··· Input material ···
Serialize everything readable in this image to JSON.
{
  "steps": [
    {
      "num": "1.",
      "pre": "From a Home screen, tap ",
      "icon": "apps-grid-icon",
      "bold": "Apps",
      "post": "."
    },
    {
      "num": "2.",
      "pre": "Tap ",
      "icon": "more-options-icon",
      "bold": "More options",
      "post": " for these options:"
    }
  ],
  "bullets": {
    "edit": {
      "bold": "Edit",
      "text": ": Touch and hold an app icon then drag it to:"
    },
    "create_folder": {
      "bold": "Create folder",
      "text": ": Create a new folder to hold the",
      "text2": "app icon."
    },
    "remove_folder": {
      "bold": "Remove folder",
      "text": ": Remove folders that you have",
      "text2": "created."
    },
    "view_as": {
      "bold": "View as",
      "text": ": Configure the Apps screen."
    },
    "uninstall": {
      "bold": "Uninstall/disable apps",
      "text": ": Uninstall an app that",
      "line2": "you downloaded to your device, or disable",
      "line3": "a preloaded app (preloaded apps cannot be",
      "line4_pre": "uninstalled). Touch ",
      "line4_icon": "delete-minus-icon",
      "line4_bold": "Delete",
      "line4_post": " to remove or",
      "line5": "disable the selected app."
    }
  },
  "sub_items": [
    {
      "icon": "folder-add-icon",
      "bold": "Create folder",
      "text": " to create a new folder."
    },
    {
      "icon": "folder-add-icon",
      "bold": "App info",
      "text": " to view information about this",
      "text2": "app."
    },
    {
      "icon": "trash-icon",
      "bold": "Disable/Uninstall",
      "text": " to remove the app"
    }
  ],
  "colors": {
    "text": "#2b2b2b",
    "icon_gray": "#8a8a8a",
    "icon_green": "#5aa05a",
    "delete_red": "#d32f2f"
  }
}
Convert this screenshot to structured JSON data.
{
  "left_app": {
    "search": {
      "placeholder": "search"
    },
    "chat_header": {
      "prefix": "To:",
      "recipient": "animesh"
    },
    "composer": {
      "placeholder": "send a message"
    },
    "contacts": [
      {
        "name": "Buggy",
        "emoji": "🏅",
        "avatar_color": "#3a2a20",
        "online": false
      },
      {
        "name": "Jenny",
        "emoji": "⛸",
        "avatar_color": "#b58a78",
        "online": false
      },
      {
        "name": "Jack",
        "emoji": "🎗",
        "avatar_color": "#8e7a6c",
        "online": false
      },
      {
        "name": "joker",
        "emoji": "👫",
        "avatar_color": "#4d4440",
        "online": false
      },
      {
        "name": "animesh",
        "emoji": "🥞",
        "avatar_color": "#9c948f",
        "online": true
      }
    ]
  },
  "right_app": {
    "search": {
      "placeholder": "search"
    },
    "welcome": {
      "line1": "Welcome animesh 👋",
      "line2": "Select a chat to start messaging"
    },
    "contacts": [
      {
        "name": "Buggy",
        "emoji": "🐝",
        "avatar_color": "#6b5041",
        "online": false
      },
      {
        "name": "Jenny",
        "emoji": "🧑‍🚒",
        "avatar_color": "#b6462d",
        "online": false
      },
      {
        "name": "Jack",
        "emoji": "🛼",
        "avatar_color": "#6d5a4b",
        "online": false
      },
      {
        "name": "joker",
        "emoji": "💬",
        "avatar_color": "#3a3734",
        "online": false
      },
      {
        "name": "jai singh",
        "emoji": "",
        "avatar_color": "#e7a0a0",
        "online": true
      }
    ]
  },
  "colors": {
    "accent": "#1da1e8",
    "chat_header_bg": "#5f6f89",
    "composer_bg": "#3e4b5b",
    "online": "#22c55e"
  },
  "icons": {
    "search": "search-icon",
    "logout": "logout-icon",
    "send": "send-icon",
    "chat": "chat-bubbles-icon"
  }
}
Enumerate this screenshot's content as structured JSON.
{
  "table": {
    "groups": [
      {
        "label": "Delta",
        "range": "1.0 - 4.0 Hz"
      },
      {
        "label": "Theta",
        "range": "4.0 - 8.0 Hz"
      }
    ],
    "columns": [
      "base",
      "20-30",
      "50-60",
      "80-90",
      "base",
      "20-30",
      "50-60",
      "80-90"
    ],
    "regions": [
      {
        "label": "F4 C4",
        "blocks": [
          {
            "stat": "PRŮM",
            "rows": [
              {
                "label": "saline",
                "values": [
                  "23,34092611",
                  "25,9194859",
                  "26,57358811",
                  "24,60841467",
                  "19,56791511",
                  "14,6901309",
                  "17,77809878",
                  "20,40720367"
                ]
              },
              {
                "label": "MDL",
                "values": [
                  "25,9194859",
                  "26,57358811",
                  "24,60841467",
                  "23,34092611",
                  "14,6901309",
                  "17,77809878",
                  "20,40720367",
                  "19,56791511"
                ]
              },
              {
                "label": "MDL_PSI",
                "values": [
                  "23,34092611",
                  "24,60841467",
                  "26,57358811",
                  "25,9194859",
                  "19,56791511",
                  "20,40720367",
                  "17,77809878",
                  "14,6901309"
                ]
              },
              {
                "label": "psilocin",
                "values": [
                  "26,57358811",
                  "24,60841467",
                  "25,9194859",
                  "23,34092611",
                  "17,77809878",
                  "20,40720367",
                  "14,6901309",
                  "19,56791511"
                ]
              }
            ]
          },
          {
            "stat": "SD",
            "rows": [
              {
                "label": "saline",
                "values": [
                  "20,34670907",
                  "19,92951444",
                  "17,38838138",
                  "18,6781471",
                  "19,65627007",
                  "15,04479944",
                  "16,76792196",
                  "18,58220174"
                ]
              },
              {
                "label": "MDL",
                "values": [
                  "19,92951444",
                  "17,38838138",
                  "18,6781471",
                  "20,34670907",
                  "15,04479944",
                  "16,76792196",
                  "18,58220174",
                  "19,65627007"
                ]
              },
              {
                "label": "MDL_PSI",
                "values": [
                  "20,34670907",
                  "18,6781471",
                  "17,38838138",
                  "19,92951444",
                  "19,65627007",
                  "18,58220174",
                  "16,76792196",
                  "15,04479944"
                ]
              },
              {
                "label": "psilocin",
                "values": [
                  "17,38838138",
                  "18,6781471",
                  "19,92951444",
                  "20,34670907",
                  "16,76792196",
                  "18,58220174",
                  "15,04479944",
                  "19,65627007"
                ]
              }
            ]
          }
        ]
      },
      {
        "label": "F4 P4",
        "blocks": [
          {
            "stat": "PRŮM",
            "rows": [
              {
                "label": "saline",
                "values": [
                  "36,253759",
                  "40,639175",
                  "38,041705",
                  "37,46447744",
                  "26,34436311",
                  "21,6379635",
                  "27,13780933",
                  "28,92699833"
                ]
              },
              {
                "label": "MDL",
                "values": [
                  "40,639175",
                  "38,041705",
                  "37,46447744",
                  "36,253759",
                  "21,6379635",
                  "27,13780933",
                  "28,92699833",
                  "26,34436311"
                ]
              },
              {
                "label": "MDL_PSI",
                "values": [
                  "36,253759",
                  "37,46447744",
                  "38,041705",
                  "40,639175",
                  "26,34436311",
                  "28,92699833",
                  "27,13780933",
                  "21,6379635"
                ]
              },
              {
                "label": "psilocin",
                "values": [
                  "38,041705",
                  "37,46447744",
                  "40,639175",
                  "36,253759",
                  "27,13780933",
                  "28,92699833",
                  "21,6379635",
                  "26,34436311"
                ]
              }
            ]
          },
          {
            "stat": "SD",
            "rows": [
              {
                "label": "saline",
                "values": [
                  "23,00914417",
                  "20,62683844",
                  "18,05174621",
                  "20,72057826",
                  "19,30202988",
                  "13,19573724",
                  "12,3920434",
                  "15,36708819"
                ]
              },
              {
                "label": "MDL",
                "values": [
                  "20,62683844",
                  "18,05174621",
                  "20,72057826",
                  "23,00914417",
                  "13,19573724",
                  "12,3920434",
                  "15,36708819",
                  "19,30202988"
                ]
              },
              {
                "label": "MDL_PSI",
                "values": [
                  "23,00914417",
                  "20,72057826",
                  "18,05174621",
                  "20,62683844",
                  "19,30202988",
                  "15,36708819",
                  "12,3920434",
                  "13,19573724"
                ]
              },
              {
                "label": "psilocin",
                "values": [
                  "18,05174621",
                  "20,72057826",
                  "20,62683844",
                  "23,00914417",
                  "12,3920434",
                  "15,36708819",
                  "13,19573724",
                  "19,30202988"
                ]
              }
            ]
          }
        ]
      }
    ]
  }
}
···
● **Written instruction**
Above are records; say how many of their lines contain the word "send", giving only the number.

● **Answer in full**
2